"""

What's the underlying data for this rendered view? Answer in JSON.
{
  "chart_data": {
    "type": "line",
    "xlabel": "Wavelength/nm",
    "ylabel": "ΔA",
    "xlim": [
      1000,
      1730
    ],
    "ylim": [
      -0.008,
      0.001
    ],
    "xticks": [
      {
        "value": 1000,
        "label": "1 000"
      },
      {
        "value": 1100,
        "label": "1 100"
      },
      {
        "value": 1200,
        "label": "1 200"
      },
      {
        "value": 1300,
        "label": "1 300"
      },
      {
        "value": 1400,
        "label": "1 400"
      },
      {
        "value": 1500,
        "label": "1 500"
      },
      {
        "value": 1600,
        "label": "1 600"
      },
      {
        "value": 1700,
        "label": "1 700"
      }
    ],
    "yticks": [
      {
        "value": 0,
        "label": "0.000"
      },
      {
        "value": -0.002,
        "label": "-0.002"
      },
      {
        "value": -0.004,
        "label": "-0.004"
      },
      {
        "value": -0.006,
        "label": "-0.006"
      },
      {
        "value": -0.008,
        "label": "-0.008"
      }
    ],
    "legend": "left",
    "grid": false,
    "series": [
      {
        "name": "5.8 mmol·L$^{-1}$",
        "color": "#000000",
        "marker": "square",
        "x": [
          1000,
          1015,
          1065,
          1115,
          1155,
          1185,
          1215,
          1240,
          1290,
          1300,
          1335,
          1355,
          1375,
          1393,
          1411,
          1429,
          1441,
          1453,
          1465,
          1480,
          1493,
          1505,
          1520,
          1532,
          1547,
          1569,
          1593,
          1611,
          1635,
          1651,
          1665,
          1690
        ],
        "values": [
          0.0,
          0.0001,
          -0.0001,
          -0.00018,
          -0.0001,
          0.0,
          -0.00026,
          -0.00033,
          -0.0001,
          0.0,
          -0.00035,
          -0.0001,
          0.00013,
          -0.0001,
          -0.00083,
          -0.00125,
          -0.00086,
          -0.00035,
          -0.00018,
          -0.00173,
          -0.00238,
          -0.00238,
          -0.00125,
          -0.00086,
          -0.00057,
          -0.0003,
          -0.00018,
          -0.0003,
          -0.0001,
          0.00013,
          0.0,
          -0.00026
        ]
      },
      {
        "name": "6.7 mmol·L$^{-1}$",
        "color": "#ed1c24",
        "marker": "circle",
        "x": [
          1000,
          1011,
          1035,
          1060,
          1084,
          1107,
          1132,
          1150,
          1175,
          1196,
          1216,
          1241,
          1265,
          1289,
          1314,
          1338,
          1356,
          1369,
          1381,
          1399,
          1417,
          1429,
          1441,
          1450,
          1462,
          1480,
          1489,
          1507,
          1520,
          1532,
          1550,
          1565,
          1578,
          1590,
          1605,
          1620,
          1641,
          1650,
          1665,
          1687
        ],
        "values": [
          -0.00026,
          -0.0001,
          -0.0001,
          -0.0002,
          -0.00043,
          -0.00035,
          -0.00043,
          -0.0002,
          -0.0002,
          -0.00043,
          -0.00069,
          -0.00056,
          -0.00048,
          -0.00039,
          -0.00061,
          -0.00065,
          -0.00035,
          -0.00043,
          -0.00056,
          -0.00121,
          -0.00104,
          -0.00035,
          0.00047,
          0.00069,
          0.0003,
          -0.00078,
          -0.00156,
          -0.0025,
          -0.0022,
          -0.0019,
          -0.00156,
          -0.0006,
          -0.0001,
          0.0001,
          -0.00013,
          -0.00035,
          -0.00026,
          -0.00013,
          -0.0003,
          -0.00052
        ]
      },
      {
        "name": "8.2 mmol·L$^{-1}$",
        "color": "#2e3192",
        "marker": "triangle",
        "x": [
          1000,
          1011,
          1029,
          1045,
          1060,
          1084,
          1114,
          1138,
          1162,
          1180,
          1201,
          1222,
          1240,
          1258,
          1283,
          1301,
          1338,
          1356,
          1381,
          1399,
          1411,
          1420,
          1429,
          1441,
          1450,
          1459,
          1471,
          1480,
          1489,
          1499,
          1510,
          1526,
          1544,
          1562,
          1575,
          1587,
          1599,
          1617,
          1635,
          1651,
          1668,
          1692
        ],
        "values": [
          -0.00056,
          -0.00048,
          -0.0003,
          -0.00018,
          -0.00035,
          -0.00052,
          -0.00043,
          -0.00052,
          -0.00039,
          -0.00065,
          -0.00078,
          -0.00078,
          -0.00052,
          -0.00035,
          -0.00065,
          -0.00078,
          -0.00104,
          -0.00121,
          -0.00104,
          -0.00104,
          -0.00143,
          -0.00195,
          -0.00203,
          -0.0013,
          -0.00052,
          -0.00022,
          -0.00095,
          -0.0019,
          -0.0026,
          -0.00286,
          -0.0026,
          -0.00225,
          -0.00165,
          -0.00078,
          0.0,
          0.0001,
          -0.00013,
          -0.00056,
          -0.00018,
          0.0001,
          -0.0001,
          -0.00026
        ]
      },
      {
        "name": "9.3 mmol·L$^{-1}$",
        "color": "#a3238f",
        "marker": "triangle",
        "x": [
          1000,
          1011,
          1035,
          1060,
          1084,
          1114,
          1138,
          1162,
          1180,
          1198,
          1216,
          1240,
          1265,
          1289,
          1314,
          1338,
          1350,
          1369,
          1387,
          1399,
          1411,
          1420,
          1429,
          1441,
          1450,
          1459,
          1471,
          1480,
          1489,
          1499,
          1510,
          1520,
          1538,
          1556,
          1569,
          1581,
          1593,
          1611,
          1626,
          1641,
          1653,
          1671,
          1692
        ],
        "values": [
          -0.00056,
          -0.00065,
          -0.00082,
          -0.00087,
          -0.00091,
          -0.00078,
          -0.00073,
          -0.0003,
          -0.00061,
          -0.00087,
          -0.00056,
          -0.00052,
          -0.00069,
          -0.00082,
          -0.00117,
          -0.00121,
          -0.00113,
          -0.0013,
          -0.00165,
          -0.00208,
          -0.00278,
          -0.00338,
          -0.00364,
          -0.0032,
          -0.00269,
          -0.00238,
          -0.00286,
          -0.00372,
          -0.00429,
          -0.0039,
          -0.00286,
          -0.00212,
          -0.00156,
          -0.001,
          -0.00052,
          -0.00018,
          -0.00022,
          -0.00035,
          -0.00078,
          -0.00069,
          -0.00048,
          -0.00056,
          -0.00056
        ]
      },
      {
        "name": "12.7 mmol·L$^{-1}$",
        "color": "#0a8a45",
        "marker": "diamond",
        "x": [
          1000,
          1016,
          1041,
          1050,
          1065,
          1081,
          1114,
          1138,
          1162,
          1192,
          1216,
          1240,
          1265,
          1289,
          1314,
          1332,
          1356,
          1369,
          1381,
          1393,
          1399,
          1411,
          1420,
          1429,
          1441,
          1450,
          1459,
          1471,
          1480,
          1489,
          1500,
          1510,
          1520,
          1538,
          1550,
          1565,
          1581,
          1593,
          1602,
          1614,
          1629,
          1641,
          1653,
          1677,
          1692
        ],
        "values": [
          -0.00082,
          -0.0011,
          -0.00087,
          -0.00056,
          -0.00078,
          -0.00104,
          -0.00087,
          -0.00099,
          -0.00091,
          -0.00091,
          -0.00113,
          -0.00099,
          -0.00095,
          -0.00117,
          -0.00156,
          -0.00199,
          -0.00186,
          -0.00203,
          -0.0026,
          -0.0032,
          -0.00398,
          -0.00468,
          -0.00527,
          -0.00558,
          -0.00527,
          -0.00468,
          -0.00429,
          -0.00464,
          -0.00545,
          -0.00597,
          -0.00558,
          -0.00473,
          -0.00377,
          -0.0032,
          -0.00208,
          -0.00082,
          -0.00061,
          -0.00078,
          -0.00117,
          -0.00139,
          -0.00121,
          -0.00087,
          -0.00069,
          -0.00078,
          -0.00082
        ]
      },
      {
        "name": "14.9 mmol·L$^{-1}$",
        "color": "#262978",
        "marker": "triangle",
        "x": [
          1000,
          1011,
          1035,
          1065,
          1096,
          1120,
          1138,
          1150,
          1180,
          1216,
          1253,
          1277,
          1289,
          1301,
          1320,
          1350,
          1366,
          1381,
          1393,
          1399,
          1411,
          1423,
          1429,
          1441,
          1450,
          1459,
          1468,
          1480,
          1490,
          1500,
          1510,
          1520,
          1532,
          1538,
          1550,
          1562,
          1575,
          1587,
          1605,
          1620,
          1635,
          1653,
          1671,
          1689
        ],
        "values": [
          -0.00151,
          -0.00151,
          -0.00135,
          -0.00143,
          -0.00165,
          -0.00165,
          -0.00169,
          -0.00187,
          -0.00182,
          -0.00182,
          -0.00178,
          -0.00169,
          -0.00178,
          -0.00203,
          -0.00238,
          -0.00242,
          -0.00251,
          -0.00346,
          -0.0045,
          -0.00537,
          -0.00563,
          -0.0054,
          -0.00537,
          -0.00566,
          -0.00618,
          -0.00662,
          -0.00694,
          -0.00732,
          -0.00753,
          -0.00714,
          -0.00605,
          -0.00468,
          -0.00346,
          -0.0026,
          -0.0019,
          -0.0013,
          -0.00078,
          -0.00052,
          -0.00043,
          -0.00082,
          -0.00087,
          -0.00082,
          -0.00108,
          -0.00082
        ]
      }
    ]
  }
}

"""

> **Task details**
Select every line of the records holding the string "name".

> **Correct output**
        "name": "5.8 mmol·L$^{-1}$",
        "name": "6.7 mmol·L$^{-1}$",
        "name": "8.2 mmol·L$^{-1}$",
        "name": "9.3 mmol·L$^{-1}$",
        "name": "12.7 mmol·L$^{-1}$",
        "name": "14.9 mmol·L$^{-1}$",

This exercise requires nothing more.